● **DIRECTIONS**
Word for word, give the material below again, minus any images.

● **MATERIAL TO PROCESS**
• • • • • • •
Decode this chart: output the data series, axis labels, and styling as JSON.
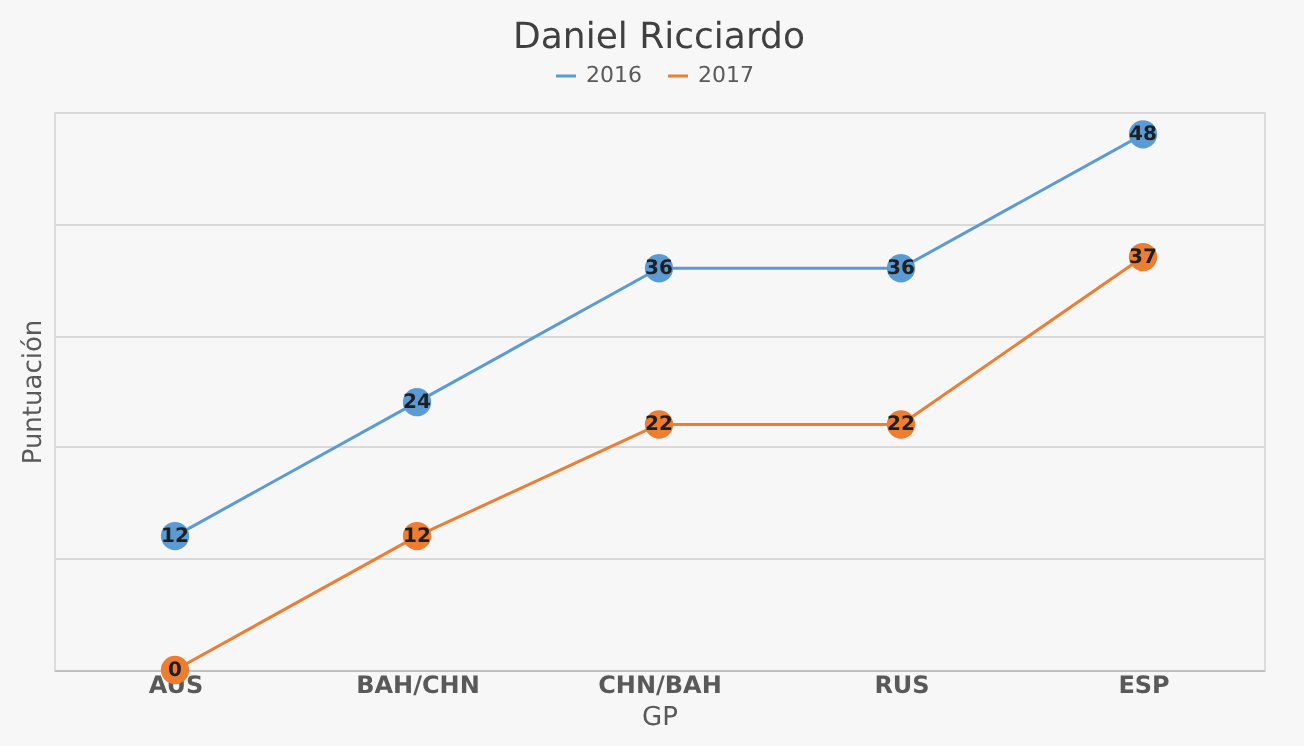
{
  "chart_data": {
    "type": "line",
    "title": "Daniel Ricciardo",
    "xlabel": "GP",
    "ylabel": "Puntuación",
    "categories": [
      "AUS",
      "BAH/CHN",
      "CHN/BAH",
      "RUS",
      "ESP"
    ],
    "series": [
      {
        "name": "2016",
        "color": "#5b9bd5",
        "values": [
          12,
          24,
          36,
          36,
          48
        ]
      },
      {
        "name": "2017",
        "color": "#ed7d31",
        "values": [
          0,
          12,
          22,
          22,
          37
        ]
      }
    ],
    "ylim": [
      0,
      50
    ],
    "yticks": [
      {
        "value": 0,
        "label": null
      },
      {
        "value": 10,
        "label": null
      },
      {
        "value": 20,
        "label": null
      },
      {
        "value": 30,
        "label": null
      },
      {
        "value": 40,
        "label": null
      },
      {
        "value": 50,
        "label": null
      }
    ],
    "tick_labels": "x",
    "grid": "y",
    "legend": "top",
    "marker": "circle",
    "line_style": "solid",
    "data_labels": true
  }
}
• • • • • • •
● **SOLUTION TO THIS TASK**
Decode this chart: output the data series, axis labels, and styling as JSON.
{
  "chart_data": {
    "type": "line",
    "title": "Daniel Ricciardo",
    "xlabel": "GP",
    "ylabel": "Puntuación",
    "categories": [
      "AUS",
      "BAH/CHN",
      "CHN/BAH",
      "RUS",
      "ESP"
    ],
    "series": [
      {
        "name": "2016",
        "color": "#5b9bd5",
        "values": [
          12,
          24,
          36,
          36,
          48
        ]
      },
      {
        "name": "2017",
        "color": "#ed7d31",
        "values": [
          0,
          12,
          22,
          22,
          37
        ]
      }
    ],
    "ylim": [
      0,
      50
    ],
    "yticks": [
      {
        "value": 0,
        "label": null
      },
      {
        "value": 10,
        "label": null
      },
      {
        "value": 20,
        "label": null
      },
      {
        "value": 30,
        "label": null
      },
      {
        "value": 40,
        "label": null
      },
      {
        "value": 50,
        "label": null
      }
    ],
    "tick_labels": "x",
    "grid": "y",
    "legend": "top",
    "marker": "circle",
    "line_style": "solid",
    "data_labels": true
  }
}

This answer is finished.